▸ **Texte proposé**:
┌──

Un mot pour déconstruire les préjugés

Isabelle Fargier a choisi « Sousou » pour se lancer. À Mayotte, « sousou » désigne pourtant une femme aux mœurs légères. Et Isabelle Fargier le sait. « Pour ceux qui ne parlent pas mahorais, le nom sonne mignon. Pour les autres, j’ai envie de leur dire que la sousou, tel que je l'envisage et tel que je le prône, c'est cette femme qui s'assume, qui s'aime, qui aime son corps. Sousou, c'est un espace où tu peux venir t'assumer », poursuit-elle. Et le pari fonctionne. « Elles viennent de plus en plus nombreuses pour des bijoux personnalisés pour toutes sortes d’événements. Il y a une communauté Sousou qui revendique le droit de faire ce qu’elle veut. Et cela passe aussi par le bijou. Je suis heureuse de me dire que j’ai peut-être aidé à vulgariser un mot qui avait une signification un peu connotée, qui dénotait, et aujourd'hui ça a apporté un truc mignon, un truc audacieux, un truc fort. »

└──

▸ **Données fournies**:
┌──

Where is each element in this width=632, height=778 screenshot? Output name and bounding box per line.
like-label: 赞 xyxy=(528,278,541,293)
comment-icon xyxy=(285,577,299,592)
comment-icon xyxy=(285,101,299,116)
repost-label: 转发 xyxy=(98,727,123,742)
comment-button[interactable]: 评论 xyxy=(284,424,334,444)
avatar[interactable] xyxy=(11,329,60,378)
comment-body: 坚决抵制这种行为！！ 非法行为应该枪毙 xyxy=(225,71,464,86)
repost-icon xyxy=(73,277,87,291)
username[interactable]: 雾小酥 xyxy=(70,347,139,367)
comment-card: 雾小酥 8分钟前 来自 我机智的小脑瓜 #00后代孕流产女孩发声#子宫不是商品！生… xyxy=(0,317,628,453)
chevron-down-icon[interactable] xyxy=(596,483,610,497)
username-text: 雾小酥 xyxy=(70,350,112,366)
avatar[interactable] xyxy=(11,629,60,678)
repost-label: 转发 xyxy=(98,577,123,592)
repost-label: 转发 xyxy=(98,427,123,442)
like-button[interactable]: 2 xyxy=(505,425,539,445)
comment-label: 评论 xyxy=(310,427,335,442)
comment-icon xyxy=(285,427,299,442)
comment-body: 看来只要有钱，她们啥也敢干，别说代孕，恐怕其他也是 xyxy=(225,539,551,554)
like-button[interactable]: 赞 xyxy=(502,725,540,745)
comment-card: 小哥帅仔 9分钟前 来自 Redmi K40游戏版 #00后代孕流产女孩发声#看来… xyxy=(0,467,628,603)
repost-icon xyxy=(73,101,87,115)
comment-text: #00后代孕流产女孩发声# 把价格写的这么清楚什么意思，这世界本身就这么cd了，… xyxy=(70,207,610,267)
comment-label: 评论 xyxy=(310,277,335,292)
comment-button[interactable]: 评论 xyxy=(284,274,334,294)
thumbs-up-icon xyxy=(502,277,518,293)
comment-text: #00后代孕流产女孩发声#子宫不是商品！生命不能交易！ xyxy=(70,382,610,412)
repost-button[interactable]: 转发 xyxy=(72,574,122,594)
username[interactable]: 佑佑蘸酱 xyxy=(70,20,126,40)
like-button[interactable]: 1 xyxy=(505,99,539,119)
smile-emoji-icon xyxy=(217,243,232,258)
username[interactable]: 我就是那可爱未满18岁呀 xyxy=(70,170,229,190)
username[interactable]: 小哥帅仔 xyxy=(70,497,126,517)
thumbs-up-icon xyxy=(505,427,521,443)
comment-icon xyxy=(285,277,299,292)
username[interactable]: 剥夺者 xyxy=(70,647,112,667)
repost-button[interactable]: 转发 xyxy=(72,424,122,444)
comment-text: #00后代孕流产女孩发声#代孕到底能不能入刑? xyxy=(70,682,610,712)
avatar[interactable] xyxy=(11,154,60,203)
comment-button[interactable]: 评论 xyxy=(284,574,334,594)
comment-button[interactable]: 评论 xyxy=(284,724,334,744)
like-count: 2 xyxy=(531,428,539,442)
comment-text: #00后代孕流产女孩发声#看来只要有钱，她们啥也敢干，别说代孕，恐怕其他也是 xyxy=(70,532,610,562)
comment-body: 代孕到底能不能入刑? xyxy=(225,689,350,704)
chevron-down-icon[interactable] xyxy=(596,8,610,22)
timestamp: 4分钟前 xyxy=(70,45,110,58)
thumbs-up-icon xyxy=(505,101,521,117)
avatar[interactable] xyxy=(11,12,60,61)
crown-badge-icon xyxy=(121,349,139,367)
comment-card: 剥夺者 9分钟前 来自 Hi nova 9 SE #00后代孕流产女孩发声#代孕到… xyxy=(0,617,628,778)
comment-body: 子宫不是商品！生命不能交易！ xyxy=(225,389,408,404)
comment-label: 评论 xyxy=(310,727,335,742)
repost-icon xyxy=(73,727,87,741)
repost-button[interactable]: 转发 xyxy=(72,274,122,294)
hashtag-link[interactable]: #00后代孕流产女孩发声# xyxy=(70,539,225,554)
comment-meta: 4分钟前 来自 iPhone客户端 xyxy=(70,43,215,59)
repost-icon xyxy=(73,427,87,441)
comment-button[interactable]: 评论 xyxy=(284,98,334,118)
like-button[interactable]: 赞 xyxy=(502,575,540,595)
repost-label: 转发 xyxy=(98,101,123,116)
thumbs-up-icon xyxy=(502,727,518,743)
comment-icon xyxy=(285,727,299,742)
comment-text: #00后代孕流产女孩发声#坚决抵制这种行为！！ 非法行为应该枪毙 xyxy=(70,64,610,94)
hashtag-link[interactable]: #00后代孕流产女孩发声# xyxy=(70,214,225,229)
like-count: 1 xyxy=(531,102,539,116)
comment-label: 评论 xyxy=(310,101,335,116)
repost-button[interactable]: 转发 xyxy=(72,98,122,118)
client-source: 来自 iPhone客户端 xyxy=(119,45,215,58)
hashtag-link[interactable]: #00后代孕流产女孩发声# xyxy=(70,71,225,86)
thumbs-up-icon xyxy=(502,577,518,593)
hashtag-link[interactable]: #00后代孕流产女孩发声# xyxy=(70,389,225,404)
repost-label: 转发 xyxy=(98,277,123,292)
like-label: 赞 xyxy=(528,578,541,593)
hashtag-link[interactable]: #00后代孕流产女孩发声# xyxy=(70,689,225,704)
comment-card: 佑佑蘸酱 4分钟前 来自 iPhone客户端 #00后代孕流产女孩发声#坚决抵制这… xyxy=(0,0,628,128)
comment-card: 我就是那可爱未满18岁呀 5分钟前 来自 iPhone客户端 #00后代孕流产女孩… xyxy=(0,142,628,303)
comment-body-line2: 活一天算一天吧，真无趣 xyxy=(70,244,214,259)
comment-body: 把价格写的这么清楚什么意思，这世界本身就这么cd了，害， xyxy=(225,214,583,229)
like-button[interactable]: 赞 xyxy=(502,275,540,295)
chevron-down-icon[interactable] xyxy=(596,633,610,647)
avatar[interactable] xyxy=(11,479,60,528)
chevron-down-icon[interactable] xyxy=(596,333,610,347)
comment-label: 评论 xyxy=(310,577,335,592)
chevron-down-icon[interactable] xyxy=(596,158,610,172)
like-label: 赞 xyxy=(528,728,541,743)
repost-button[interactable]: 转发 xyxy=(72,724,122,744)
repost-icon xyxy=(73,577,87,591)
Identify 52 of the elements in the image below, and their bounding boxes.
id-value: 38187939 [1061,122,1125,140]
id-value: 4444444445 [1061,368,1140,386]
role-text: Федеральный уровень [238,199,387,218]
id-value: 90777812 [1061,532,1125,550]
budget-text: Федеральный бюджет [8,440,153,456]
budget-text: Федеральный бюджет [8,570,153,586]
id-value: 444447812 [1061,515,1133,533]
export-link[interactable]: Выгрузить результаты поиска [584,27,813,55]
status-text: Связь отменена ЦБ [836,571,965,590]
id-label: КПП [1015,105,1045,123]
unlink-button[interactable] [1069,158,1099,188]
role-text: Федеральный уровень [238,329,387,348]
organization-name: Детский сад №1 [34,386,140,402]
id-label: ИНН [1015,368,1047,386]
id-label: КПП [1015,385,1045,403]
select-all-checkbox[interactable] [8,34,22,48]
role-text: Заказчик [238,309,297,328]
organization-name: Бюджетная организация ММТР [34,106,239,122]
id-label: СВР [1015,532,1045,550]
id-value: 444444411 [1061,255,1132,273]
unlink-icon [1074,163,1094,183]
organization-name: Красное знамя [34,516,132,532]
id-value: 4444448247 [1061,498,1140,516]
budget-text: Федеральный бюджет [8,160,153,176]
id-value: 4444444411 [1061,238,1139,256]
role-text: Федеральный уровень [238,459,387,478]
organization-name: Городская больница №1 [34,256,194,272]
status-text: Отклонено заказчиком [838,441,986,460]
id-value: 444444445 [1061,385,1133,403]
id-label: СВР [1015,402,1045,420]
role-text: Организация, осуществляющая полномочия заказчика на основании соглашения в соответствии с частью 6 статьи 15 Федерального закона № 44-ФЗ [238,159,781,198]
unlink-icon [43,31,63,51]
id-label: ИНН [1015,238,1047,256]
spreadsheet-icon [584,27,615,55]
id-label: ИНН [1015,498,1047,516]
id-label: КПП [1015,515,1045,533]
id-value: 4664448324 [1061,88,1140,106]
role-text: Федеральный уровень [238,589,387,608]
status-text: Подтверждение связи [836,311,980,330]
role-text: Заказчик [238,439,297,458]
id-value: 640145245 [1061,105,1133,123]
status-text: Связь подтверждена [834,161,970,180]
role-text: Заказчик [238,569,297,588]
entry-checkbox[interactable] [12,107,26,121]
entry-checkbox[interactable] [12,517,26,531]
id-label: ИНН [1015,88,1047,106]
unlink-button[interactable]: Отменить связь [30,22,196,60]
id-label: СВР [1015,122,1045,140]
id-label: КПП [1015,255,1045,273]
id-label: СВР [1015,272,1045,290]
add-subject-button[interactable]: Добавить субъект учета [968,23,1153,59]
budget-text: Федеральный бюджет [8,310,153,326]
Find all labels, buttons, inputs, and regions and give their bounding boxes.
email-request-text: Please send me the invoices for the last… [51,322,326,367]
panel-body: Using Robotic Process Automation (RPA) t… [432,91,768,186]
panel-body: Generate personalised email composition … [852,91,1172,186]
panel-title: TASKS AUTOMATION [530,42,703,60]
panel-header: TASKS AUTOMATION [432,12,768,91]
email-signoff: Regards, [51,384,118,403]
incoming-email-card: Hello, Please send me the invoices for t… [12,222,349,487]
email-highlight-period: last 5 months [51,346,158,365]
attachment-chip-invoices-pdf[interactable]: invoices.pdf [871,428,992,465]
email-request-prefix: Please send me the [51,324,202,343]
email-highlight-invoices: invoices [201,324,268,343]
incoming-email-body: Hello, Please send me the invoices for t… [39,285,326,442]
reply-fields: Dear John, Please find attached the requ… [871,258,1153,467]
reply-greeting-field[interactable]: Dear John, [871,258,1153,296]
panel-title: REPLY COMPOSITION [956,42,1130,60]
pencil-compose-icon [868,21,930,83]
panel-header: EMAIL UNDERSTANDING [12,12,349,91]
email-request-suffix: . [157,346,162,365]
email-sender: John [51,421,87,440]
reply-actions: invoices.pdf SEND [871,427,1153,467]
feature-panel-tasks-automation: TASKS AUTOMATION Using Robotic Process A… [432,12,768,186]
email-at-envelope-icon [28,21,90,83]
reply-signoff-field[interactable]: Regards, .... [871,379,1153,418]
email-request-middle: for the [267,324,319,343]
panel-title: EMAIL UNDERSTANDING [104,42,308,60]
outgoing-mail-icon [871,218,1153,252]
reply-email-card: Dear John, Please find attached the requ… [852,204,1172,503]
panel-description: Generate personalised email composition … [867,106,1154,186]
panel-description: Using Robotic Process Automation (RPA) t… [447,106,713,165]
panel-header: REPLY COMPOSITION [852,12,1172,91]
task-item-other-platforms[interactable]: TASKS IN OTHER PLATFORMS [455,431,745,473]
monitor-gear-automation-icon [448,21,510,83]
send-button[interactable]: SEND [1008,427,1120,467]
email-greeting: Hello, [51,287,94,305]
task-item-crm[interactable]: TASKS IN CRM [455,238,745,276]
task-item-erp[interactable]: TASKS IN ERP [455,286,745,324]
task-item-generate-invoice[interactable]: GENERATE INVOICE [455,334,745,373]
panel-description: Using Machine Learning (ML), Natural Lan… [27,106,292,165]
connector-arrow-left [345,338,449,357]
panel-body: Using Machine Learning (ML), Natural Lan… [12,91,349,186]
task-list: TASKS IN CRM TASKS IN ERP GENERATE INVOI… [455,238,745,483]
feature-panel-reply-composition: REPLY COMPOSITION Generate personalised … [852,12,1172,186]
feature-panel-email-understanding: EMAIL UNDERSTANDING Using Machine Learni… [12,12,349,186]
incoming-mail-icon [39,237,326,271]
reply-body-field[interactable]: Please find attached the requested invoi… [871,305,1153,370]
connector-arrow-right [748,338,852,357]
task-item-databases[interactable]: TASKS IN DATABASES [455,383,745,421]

└──

▸ **Exercice bref A**: Résumez en deux phrases le texte proposé sur le mot « sousou ».
▸ **Exercice bref B**: Dans la phrase du texte proposé qui contient « aujourd'hui ça a apporté », relevez tous les adjectifs qui qualifient le mot « truc ».
▸ **Exercice bref C**: Rédigez la suite du texte proposé sur le mot « sousou » en reprenant après sa dernière phrase.

▸ **Réponse attendue A**: Pour se lancer, Isabelle Fargier a choisi le nom « Sousou », un mot qui désigne à Mayotte une femme aux mœurs légères. Elle en fait l'image d'une femme qui s'assume et aime son corps, et de plus en plus de clientes viennent chercher des bijoux personnalisés, au sein d'une communauté Sousou qui revendique le droit de faire ce qu'elle veut.

▸ **Réponse attendue B**: mignon, audacieux, fort

▸ **Réponse attendue C**:
Au-delà de l’appellation, la structure crée de l’emploi. « Aujourd’hui, je peux me verser un salaire, je peux recruter. Trois personnes, dont deux apprentis, rejoignent ainsi l’aventure. » Ces trois embauches accompagnent un tout nouveau projet d'envergure dont elle garde jalousement l'emplacement secret pour le moment. « Je ne parlerai pas encore de l'endroit, mais on est sur un gros lieu, un lieu global où la femme, encore une fois, sera au cœur, où on prendra soin d'elle, où elle pourra prendre du temps », révèle-t-elle. Ouverture prévue début 2026. « J'ai déjà les clés », glisse-t-elle avec un sourire.